Direction
Your task is to copy each line that has the word "化学工业出版社".

START Information supplied

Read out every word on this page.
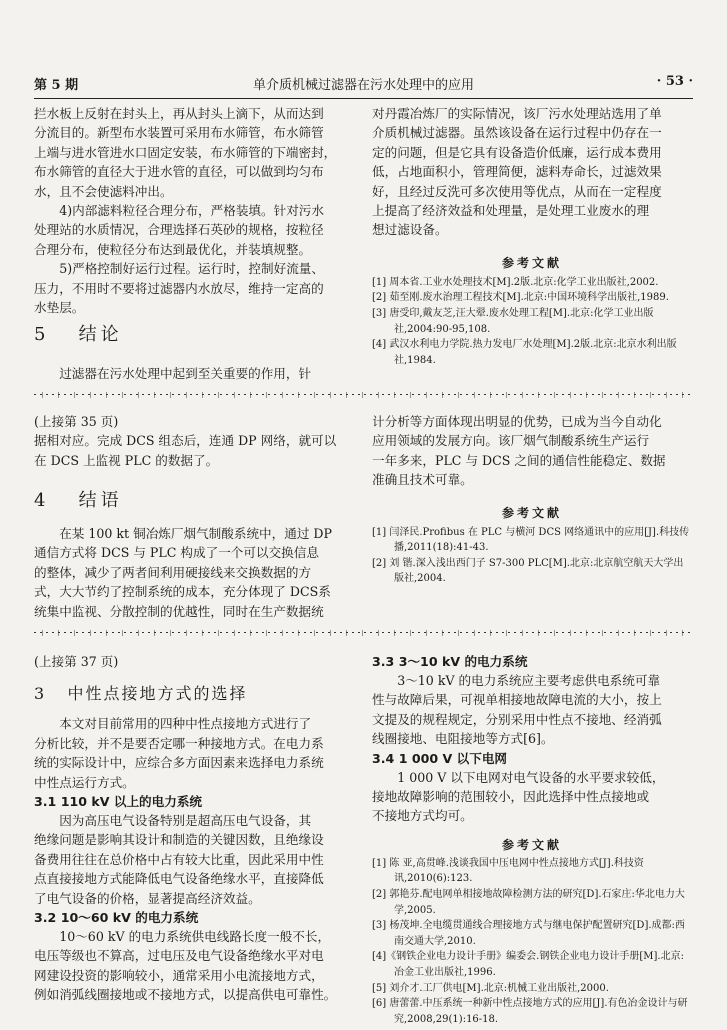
第 5 期	单介质机械过滤器在污水处理中的应用	· 53 ·

拦水板上反射在封头上，再从封头上滴下，从而达到

分流目的。新型布水装置可采用布水筛管，布水筛管

上端与进水管进水口固定安装，布水筛管的下端密封，

布水筛管的直径大于进水管的直径，可以做到均匀布

水，且不会使滤料冲出。

4)内部滤料粒径合理分布，严格装填。针对污水

处理站的水质情况，合理选择石英砂的规格，按粒径

合理分布，使粒径分布达到最优化，并装填规整。

5)严格控制好运行过程。运行时，控制好流量、

压力，不用时不要将过滤器内水放尽，维持一定高的

水垫层。

5 结论

过滤器在污水处理中起到至关重要的作用，针

对丹霞冶炼厂的实际情况，该厂污水处理站选用了单

介质机械过滤器。虽然该设备在运行过程中仍存在一

定的问题，但是它具有设备造价低廉，运行成本费用

低，占地面积小，管理简便，滤料寿命长，过滤效果

好，且经过反洗可多次使用等优点，从而在一定程度

上提高了经济效益和处理量，是处理工业废水的理

想过滤设备。

参考文献

[1] 周本省.工业水处理技术[M].2版.北京:化学工业出版社,2002.

[2] 茹至刚.废水治理工程技术[M].北京:中国环境科学出版社,1989.

[3] 唐受印,戴友芝,汪大翚.废水处理工程[M].北京:化学工业出版社,2004:90-95,108.

[4] 武汉水利电力学院.热力发电厂水处理[M].2版.北京:北京水利出版社,1984.

(上接第 35 页)

据相对应。完成 DCS 组态后，连通 DP 网络，就可以

在 DCS 上监视 PLC 的数据了。

4 结语

在某 100 kt 铜冶炼厂烟气制酸系统中，通过 DP

通信方式将 DCS 与 PLC 构成了一个可以交换信息

的整体，减少了两者间利用硬接线来交换数据的方

式，大大节约了控制系统的成本，充分体现了 DCS系

统集中监视、分散控制的优越性，同时在生产数据统

计分析等方面体现出明显的优势，已成为当今自动化

应用领域的发展方向。该厂烟气制酸系统生产运行

一年多来，PLC 与 DCS 之间的通信性能稳定、数据

准确且技术可靠。

参考文献

[1] 闫泽民.Profibus 在 PLC 与横河 DCS 网络通讯中的应用[J].科技传播,2011(18):41-43.

[2] 刘 锴.深入浅出西门子 S7-300 PLC[M].北京:北京航空航天大学出版社,2004.

(上接第 37 页)

3 中性点接地方式的选择

本文对目前常用的四种中性点接地方式进行了

分析比较，并不是要否定哪一种接地方式。在电力系

统的实际设计中，应综合多方面因素来选择电力系统

中性点运行方式。

3.1 110 kV 以上的电力系统

因为高压电气设备特别是超高压电气设备，其

绝缘问题是影响其设计和制造的关键因数，且绝缘设

备费用往往在总价格中占有较大比重，因此采用中性

点直接接地方式能降低电气设备绝缘水平，直接降低

了电气设备的价格，显著提高经济效益。

3.2 10～60 kV 的电力系统

10～60 kV 的电力系统供电线路长度一般不长，

电压等级也不算高，过电压及电气设备绝缘水平对电

网建设投资的影响较小，通常采用小电流接地方式，

例如消弧线圈接地或不接地方式，以提高供电可靠性。

3.3 3～10 kV 的电力系统

3～10 kV 的电力系统应主要考虑供电系统可靠

性与故障后果，可视单相接地故障电流的大小，按上

文提及的规程规定，分别采用中性点不接地、经消弧

线圈接地、电阻接地等方式[6]。

3.4 1 000 V 以下电网

1 000 V 以下电网对电气设备的水平要求较低，

接地故障影响的范围较小，因此选择中性点接地或

不接地方式均可。

参考文献

[1] 陈 亚,高贯峰.浅谈我国中压电网中性点接地方式[J].科技资讯,2010(6):123.

[2] 郭艳芬.配电网单相接地故障检测方法的研究[D].石家庄:华北电力大学,2005.

[3] 杨茂坤.全电缆贯通线合理接地方式与继电保护配置研究[D].成都:西南交通大学,2010.

[4]《钢铁企业电力设计手册》编委会.钢铁企业电力设计手册[M].北京:冶金工业出版社,1996.

[5] 刘介才.工厂供电[M].北京:机械工业出版社,2000.

[6] 唐蕾蕾.中压系统一种新中性点接地方式的应用[J].有色冶金设计与研究,2008,29(1):16-18.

END Information supplied

Solved problem
[1] 周本省.工业水处理技术[M].2版.北京:化学工业出版社,2002.
[3] 唐受印,戴友芝,汪大翚.废水处理工程[M].北京:化学工业出版社,2004:90-95,108.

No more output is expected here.